-- The input start --

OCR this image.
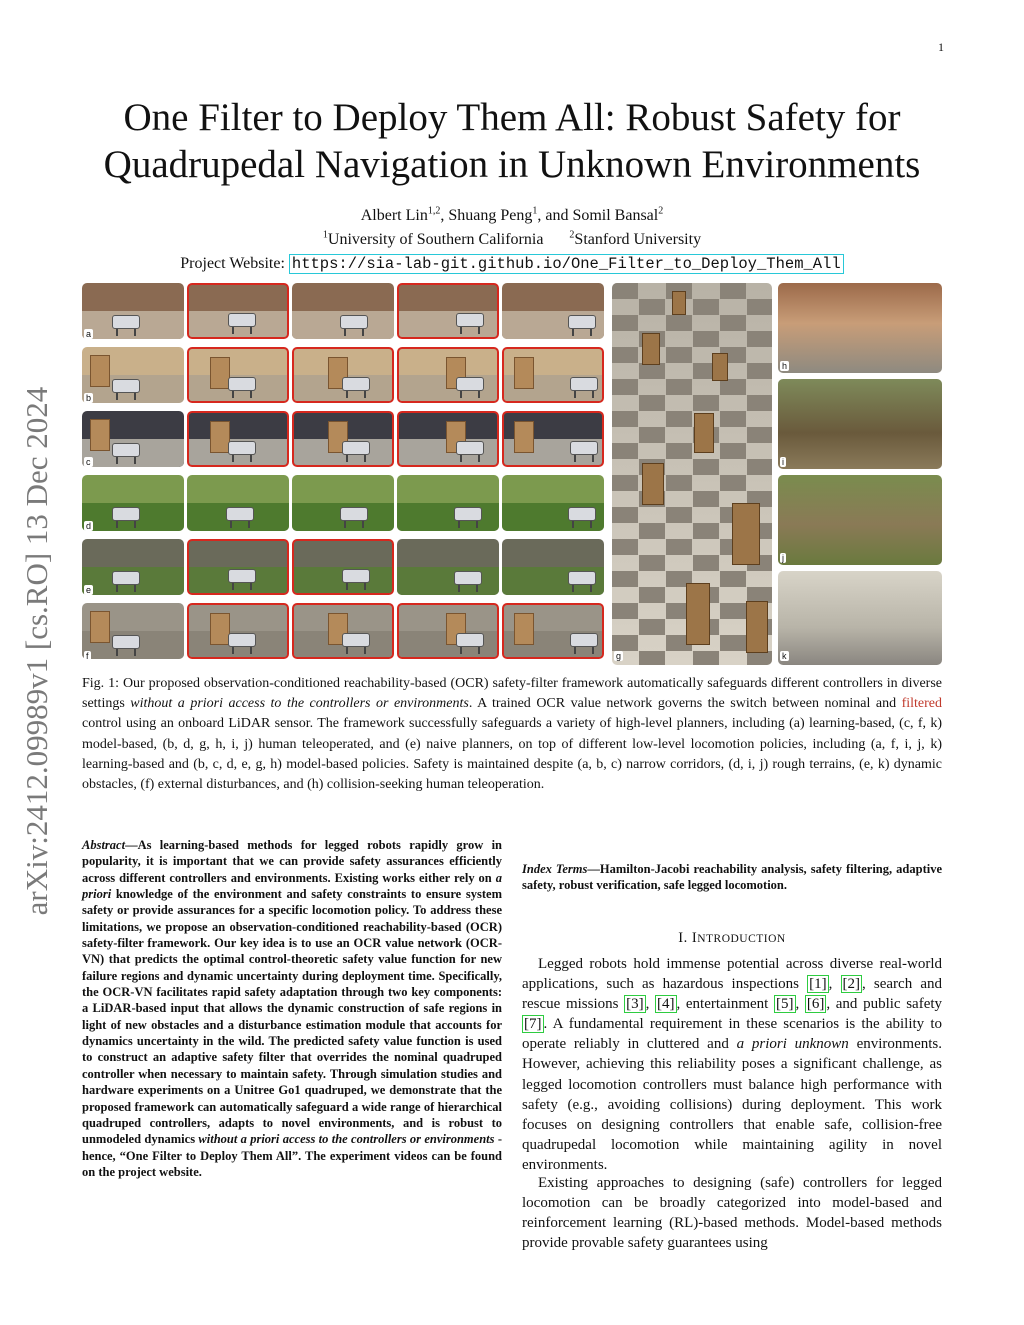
1
arXiv:2412.09989v1 [cs.RO] 13 Dec 2024
One Filter to Deploy Them All: Robust Safety for
Quadrupedal Navigation in Unknown Environments
Albert Lin$^{1,2}$, Shuang Peng$^1$, and Somil Bansal$^2$
$^1$University of Southern California	$^2$Stanford University
Project Website: https://sia-lab-git.github.io/One_Filter_to_Deploy_Them_All
a
b
c
d
e
f	g
h
i
j
k

Fig. 1: Our proposed observation-conditioned reachability-based (OCR) safety-filter framework automatically safeguards different controllers in diverse settings without a priori access to the controllers or environments. A trained OCR value network governs the switch between nominal and filtered control using an onboard LiDAR sensor. The framework successfully safeguards a variety of high-level planners, including (a) learning-based, (c, f, k) model-based, (b, d, g, h, i, j) human teleoperated, and (e) naive planners, on top of different low-level locomotion policies, including (a, f, i, j, k) learning-based and (b, c, d, e, g, h) model-based policies. Safety is maintained despite (a, b, c) narrow corridors, (d, i, j) rough terrains, (e, k) dynamic obstacles, (f) external disturbances, and (h) collision-seeking human teleoperation.

Abstract—As learning-based methods for legged robots rapidly grow in popularity, it is important that we can provide safety assurances efficiently across different controllers and environments. Existing works either rely on a priori knowledge of the environment and safety constraints to ensure system safety or provide assurances for a specific locomotion policy. To address these limitations, we propose an observation-conditioned reachability-based (OCR) safety-filter framework. Our key idea is to use an OCR value network (OCR-VN) that predicts the optimal control-theoretic safety value function for new failure regions and dynamic uncertainty during deployment time. Specifically, the OCR-VN facilitates rapid safety adaptation through two key components: a LiDAR-based input that allows the dynamic construction of safe regions in light of new obstacles and a disturbance estimation module that accounts for dynamics uncertainty in the wild. The predicted safety value function is used to construct an adaptive safety filter that overrides the nominal quadruped controller when necessary to maintain safety. Through simulation studies and hardware experiments on a Unitree Go1 quadruped, we demonstrate that the proposed framework can automatically safeguard a wide range of hierarchical quadruped controllers, adapts to novel environments, and is robust to unmodeled dynamics without a priori access to the controllers or environments - hence, “One Filter to Deploy Them All”. The experiment videos can be found on the project website.

Index Terms—Hamilton-Jacobi reachability analysis, safety filtering, adaptive safety, robust verification, safe legged locomotion.

I. INTRODUCTION

Legged robots hold immense potential across diverse real-world applications, such as hazardous inspections [1] , [2] , search and rescue missions [3] , [4] , entertainment [5] , [6] , and public safety [7] . A fundamental requirement in these scenarios is the ability to operate reliably in cluttered and a priori unknown environments. However, achieving this reliability poses a significant challenge, as legged locomotion controllers must balance high performance with safety (e.g., avoiding collisions) during deployment. This work focuses on designing controllers that enable safe, collision-free quadrupedal locomotion while maintaining agility in novel environments.

Existing approaches to designing (safe) controllers for legged locomotion can be broadly categorized into model-based and reinforcement learning (RL)-based methods. Model-based methods provide provable safety guarantees using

-- The input end --

What this task involves ▸ Extract all lines that hold the word "provide".

The completed task ▸
Abstract—As learning-based methods for legged robots rapidly grow in popularity, it is important that we can provide safety assurances efficiently across different controllers and environments. Existing works either rely on a priori knowledge of the environment and safety constraints to ensure system safety or provide assurances for a specific locomotion policy. To address these limitations, we propose an observation-conditioned reachability-based (OCR) safety-filter framework. Our key idea is to use an OCR value network (OCR-VN) that predicts the optimal control-theoretic safety value function for new failure regions and dynamic uncertainty during deployment time. Specifically, the OCR-VN facilitates rapid safety adaptation through two key components: a LiDAR-based input that allows the dynamic construction of safe regions in light of new obstacles and a disturbance estimation module that accounts for dynamics uncertainty in the wild. The predicted safety value function is used to construct an adaptive safety filter that overrides the nominal quadruped controller when necessary to maintain safety. Through simulation studies and hardware experiments on a Unitree Go1 quadruped, we demonstrate that the proposed framework can automatically safeguard a wide range of hierarchical quadruped controllers, adapts to novel environments, and is robust to unmodeled dynamics without a priori access to the controllers or environments - hence, “One Filter to Deploy Them All”. The experiment videos can be found on the project website.
Existing approaches to designing (safe) controllers for legged locomotion can be broadly categorized into model-based and reinforcement learning (RL)-based methods. Model-based methods provide provable safety guarantees using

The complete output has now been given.